Set task
Extract the line that contains "Extract all readable text from this page." and every line after it to the end of the records below, exactly as written and nothing else.

------ Dataset records ------

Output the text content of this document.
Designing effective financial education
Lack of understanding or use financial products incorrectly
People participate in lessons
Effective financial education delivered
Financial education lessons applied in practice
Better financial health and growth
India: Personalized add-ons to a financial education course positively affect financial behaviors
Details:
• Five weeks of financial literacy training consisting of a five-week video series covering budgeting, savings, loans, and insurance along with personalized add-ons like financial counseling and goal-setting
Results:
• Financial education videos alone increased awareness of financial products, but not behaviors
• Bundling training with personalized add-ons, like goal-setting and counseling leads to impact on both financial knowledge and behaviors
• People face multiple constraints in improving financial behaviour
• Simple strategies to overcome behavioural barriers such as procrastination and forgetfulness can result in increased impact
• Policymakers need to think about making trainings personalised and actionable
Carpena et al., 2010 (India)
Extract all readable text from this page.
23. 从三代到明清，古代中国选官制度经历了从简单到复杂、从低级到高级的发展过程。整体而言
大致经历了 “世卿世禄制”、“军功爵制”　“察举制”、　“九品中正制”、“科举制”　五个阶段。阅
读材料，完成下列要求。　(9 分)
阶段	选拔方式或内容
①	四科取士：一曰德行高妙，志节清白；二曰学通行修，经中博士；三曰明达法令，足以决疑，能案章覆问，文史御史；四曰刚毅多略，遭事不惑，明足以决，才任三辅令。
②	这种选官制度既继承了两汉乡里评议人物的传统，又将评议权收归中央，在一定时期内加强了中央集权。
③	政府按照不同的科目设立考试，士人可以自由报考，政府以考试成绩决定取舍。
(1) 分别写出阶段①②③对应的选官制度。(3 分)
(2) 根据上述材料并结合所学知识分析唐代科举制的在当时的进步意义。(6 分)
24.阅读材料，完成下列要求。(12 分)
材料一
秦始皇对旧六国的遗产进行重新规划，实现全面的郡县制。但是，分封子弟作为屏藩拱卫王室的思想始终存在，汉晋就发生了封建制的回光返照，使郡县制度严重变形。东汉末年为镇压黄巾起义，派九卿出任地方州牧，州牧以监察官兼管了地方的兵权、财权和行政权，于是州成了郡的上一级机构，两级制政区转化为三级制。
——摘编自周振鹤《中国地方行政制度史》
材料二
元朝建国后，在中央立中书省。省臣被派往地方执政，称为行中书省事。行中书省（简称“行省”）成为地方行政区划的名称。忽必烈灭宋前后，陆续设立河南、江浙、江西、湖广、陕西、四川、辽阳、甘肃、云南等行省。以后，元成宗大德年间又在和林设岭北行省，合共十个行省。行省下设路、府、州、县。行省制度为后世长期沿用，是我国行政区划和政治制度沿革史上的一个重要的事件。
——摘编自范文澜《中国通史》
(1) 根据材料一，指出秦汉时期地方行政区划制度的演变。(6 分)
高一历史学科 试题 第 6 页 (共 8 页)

------

Written reply
Extract all readable text from this page.
23. 从三代到明清，古代中国选官制度经历了从简单到复杂、从低级到高级的发展过程。整体而言
大致经历了 “世卿世禄制”、“军功爵制”　“察举制”、　“九品中正制”、“科举制”　五个阶段。阅
读材料，完成下列要求。　(9 分)
阶段	选拔方式或内容
①	四科取士：一曰德行高妙，志节清白；二曰学通行修，经中博士；三曰明达法令，足以决疑，能案章覆问，文史御史；四曰刚毅多略，遭事不惑，明足以决，才任三辅令。
②	这种选官制度既继承了两汉乡里评议人物的传统，又将评议权收归中央，在一定时期内加强了中央集权。
③	政府按照不同的科目设立考试，士人可以自由报考，政府以考试成绩决定取舍。
(1) 分别写出阶段①②③对应的选官制度。(3 分)
(2) 根据上述材料并结合所学知识分析唐代科举制的在当时的进步意义。(6 分)
24.阅读材料，完成下列要求。(12 分)
材料一
秦始皇对旧六国的遗产进行重新规划，实现全面的郡县制。但是，分封子弟作为屏藩拱卫王室的思想始终存在，汉晋就发生了封建制的回光返照，使郡县制度严重变形。东汉末年为镇压黄巾起义，派九卿出任地方州牧，州牧以监察官兼管了地方的兵权、财权和行政权，于是州成了郡的上一级机构，两级制政区转化为三级制。
——摘编自周振鹤《中国地方行政制度史》
材料二
元朝建国后，在中央立中书省。省臣被派往地方执政，称为行中书省事。行中书省（简称“行省”）成为地方行政区划的名称。忽必烈灭宋前后，陆续设立河南、江浙、江西、湖广、陕西、四川、辽阳、甘肃、云南等行省。以后，元成宗大德年间又在和林设岭北行省，合共十个行省。行省下设路、府、州、县。行省制度为后世长期沿用，是我国行政区划和政治制度沿革史上的一个重要的事件。
——摘编自范文澜《中国通史》
(1) 根据材料一，指出秦汉时期地方行政区划制度的演变。(6 分)
高一历史学科 试题 第 6 页 (共 8 页)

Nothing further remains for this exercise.